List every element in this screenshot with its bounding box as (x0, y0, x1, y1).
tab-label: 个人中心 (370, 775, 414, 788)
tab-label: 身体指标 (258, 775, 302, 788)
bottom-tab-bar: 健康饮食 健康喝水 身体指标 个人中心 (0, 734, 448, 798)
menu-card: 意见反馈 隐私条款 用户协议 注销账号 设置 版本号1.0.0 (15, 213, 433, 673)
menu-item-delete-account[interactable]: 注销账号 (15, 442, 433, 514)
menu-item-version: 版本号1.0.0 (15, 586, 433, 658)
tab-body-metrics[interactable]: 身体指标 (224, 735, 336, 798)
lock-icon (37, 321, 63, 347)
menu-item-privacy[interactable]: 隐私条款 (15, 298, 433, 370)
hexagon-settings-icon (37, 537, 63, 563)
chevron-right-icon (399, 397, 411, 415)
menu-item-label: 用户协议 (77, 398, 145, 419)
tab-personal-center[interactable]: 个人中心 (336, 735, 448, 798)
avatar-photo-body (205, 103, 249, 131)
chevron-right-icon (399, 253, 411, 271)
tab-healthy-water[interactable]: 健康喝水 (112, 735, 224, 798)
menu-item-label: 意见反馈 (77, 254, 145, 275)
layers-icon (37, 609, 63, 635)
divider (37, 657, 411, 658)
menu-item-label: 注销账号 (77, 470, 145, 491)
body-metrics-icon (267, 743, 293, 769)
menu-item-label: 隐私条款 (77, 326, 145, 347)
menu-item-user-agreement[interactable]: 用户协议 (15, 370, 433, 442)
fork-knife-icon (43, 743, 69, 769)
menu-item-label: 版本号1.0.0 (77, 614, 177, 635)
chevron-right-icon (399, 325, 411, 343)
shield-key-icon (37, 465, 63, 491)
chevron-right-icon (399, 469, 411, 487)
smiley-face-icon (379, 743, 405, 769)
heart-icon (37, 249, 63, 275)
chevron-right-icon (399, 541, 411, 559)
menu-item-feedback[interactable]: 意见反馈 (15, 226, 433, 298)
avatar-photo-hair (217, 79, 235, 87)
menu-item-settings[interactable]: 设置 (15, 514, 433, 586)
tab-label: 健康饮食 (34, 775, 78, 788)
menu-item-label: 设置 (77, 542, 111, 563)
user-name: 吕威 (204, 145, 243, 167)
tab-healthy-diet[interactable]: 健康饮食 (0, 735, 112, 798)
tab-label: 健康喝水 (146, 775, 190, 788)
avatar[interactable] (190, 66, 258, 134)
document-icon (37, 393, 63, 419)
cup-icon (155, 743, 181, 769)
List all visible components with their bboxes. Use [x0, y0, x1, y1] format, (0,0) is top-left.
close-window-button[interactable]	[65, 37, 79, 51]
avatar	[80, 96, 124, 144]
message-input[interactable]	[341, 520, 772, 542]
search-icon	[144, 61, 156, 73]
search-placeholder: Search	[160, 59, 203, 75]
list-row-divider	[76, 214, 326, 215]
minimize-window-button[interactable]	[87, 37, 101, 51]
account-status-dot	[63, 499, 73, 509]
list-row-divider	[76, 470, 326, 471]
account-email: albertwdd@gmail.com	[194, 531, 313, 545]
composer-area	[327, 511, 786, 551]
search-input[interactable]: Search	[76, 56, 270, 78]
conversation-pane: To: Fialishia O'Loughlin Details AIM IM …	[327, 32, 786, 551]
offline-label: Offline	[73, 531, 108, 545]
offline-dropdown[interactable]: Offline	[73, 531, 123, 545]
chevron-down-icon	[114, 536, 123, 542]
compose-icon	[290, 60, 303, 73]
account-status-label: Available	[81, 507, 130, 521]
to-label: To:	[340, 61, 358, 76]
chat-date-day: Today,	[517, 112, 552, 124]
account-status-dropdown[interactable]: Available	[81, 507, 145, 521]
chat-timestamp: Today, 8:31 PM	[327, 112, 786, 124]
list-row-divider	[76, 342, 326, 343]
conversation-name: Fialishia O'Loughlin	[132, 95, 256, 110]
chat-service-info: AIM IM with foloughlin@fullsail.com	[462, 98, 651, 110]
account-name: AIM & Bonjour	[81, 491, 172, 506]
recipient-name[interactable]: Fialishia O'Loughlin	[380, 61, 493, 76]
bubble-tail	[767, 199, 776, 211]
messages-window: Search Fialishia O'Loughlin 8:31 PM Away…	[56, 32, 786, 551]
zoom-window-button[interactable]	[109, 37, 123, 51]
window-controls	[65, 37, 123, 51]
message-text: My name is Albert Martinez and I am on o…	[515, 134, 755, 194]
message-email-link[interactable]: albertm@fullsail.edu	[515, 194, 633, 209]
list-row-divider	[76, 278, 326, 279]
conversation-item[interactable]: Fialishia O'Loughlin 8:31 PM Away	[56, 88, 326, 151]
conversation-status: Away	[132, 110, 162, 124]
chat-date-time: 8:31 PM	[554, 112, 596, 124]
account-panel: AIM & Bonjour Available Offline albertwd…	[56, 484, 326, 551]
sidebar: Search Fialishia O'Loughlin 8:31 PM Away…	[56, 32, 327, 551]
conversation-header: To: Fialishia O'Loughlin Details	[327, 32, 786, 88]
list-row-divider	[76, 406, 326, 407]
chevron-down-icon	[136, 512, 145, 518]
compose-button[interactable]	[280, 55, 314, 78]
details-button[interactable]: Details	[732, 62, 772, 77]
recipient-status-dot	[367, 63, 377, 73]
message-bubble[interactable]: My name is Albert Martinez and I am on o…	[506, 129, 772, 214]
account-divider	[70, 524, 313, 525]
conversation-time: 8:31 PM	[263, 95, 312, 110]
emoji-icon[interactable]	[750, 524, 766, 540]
########################################
REQUIREMENT.
Please extract all of the lines above and reproduce each one character for character, in the same order.

WRITTEN REPLY.
List every element in this screenshot with its bounding box as (x0, y0, x1, y1).
tab-label: 个人中心 (370, 775, 414, 788)
tab-label: 身体指标 (258, 775, 302, 788)
bottom-tab-bar: 健康饮食 健康喝水 身体指标 个人中心 (0, 734, 448, 798)
menu-card: 意见反馈 隐私条款 用户协议 注销账号 设置 版本号1.0.0 (15, 213, 433, 673)
menu-item-delete-account[interactable]: 注销账号 (15, 442, 433, 514)
menu-item-version: 版本号1.0.0 (15, 586, 433, 658)
tab-body-metrics[interactable]: 身体指标 (224, 735, 336, 798)
lock-icon (37, 321, 63, 347)
menu-item-privacy[interactable]: 隐私条款 (15, 298, 433, 370)
hexagon-settings-icon (37, 537, 63, 563)
chevron-right-icon (399, 397, 411, 415)
menu-item-label: 用户协议 (77, 398, 145, 419)
tab-personal-center[interactable]: 个人中心 (336, 735, 448, 798)
avatar-photo-body (205, 103, 249, 131)
chevron-right-icon (399, 253, 411, 271)
tab-healthy-water[interactable]: 健康喝水 (112, 735, 224, 798)
menu-item-label: 意见反馈 (77, 254, 145, 275)
layers-icon (37, 609, 63, 635)
divider (37, 657, 411, 658)
menu-item-label: 注销账号 (77, 470, 145, 491)
body-metrics-icon (267, 743, 293, 769)
menu-item-label: 隐私条款 (77, 326, 145, 347)
menu-item-user-agreement[interactable]: 用户协议 (15, 370, 433, 442)
fork-knife-icon (43, 743, 69, 769)
menu-item-label: 版本号1.0.0 (77, 614, 177, 635)
chevron-right-icon (399, 325, 411, 343)
shield-key-icon (37, 465, 63, 491)
chevron-right-icon (399, 469, 411, 487)
smiley-face-icon (379, 743, 405, 769)
heart-icon (37, 249, 63, 275)
chevron-right-icon (399, 541, 411, 559)
menu-item-feedback[interactable]: 意见反馈 (15, 226, 433, 298)
avatar-photo-hair (217, 79, 235, 87)
menu-item-settings[interactable]: 设置 (15, 514, 433, 586)
tab-label: 健康饮食 (34, 775, 78, 788)
menu-item-label: 设置 (77, 542, 111, 563)
user-name: 吕威 (204, 145, 243, 167)
tab-healthy-diet[interactable]: 健康饮食 (0, 735, 112, 798)
tab-label: 健康喝水 (146, 775, 190, 788)
avatar[interactable] (190, 66, 258, 134)
document-icon (37, 393, 63, 419)
cup-icon (155, 743, 181, 769)
List all visible components with their bboxes. Use [x0, y0, x1, y1] format, (0,0) is top-left.
close-window-button[interactable]	[65, 37, 79, 51]
avatar	[80, 96, 124, 144]
message-input[interactable]	[341, 520, 772, 542]
search-icon	[144, 61, 156, 73]
search-placeholder: Search	[160, 59, 203, 75]
list-row-divider	[76, 214, 326, 215]
minimize-window-button[interactable]	[87, 37, 101, 51]
account-status-dot	[63, 499, 73, 509]
list-row-divider	[76, 470, 326, 471]
account-email: albertwdd@gmail.com	[194, 531, 313, 545]
composer-area	[327, 511, 786, 551]
search-input[interactable]: Search	[76, 56, 270, 78]
conversation-pane: To: Fialishia O'Loughlin Details AIM IM …	[327, 32, 786, 551]
offline-label: Offline	[73, 531, 108, 545]
offline-dropdown[interactable]: Offline	[73, 531, 123, 545]
chevron-down-icon	[114, 536, 123, 542]
compose-icon	[290, 60, 303, 73]
account-status-label: Available	[81, 507, 130, 521]
to-label: To:	[340, 61, 358, 76]
chat-date-day: Today,	[517, 112, 552, 124]
account-status-dropdown[interactable]: Available	[81, 507, 145, 521]
chat-timestamp: Today, 8:31 PM	[327, 112, 786, 124]
list-row-divider	[76, 342, 326, 343]
conversation-name: Fialishia O'Loughlin	[132, 95, 256, 110]
chat-service-info: AIM IM with foloughlin@fullsail.com	[462, 98, 651, 110]
account-name: AIM & Bonjour	[81, 491, 172, 506]
recipient-name[interactable]: Fialishia O'Loughlin	[380, 61, 493, 76]
bubble-tail	[767, 199, 776, 211]
messages-window: Search Fialishia O'Loughlin 8:31 PM Away…	[56, 32, 786, 551]
zoom-window-button[interactable]	[109, 37, 123, 51]
window-controls	[65, 37, 123, 51]
message-text: My name is Albert Martinez and I am on o…	[515, 134, 755, 194]
message-email-link[interactable]: albertm@fullsail.edu	[515, 194, 633, 209]
list-row-divider	[76, 278, 326, 279]
conversation-item[interactable]: Fialishia O'Loughlin 8:31 PM Away	[56, 88, 326, 151]
conversation-status: Away	[132, 110, 162, 124]
chat-date-time: 8:31 PM	[554, 112, 596, 124]
account-panel: AIM & Bonjour Available Offline albertwd…	[56, 484, 326, 551]
sidebar: Search Fialishia O'Loughlin 8:31 PM Away…	[56, 32, 327, 551]
conversation-header: To: Fialishia O'Loughlin Details	[327, 32, 786, 88]
list-row-divider	[76, 406, 326, 407]
chevron-down-icon	[136, 512, 145, 518]
compose-button[interactable]	[280, 55, 314, 78]
details-button[interactable]: Details	[732, 62, 772, 77]
recipient-status-dot	[367, 63, 377, 73]
message-bubble[interactable]: My name is Albert Martinez and I am on o…	[506, 129, 772, 214]
account-divider	[70, 524, 313, 525]
conversation-time: 8:31 PM	[263, 95, 312, 110]
emoji-icon[interactable]	[750, 524, 766, 540]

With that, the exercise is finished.